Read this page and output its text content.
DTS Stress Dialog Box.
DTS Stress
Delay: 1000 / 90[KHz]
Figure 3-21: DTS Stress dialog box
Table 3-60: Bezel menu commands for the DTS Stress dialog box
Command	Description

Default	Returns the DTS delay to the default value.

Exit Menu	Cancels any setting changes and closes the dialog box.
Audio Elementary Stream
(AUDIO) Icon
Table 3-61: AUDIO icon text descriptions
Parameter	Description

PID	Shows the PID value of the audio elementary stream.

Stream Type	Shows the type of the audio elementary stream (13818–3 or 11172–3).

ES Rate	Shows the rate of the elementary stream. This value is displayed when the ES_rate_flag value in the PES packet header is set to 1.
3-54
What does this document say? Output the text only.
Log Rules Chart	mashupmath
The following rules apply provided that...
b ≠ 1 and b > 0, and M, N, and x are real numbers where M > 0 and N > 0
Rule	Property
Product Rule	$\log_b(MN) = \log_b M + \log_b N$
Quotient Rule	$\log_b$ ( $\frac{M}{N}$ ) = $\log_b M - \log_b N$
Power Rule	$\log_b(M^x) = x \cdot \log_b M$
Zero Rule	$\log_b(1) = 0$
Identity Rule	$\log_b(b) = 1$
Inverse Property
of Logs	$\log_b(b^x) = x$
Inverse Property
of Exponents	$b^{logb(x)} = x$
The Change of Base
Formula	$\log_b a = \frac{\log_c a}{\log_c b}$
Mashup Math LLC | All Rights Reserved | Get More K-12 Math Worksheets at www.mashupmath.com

EXERCISE DIRECTIONS: Extract the full set of entries word for word.

COMPLETED TASK:
Read this page and output its text content.
DTS Stress Dialog Box.
DTS Stress
Delay: 1000 / 90[KHz]
Figure 3-21: DTS Stress dialog box
Table 3-60: Bezel menu commands for the DTS Stress dialog box
Command	Description

Default	Returns the DTS delay to the default value.

Exit Menu	Cancels any setting changes and closes the dialog box.
Audio Elementary Stream
(AUDIO) Icon
Table 3-61: AUDIO icon text descriptions
Parameter	Description

PID	Shows the PID value of the audio elementary stream.

Stream Type	Shows the type of the audio elementary stream (13818–3 or 11172–3).

ES Rate	Shows the rate of the elementary stream. This value is displayed when the ES_rate_flag value in the PES packet header is set to 1.
3-54
What does this document say? Output the text only.
Log Rules Chart	mashupmath
The following rules apply provided that...
b ≠ 1 and b > 0, and M, N, and x are real numbers where M > 0 and N > 0
Rule	Property
Product Rule	$\log_b(MN) = \log_b M + \log_b N$
Quotient Rule	$\log_b$ ( $\frac{M}{N}$ ) = $\log_b M - \log_b N$
Power Rule	$\log_b(M^x) = x \cdot \log_b M$
Zero Rule	$\log_b(1) = 0$
Identity Rule	$\log_b(b) = 1$
Inverse Property
of Logs	$\log_b(b^x) = x$
Inverse Property
of Exponents	$b^{logb(x)} = x$
The Change of Base
Formula	$\log_b a = \frac{\log_c a}{\log_c b}$
Mashup Math LLC | All Rights Reserved | Get More K-12 Math Worksheets at www.mashupmath.com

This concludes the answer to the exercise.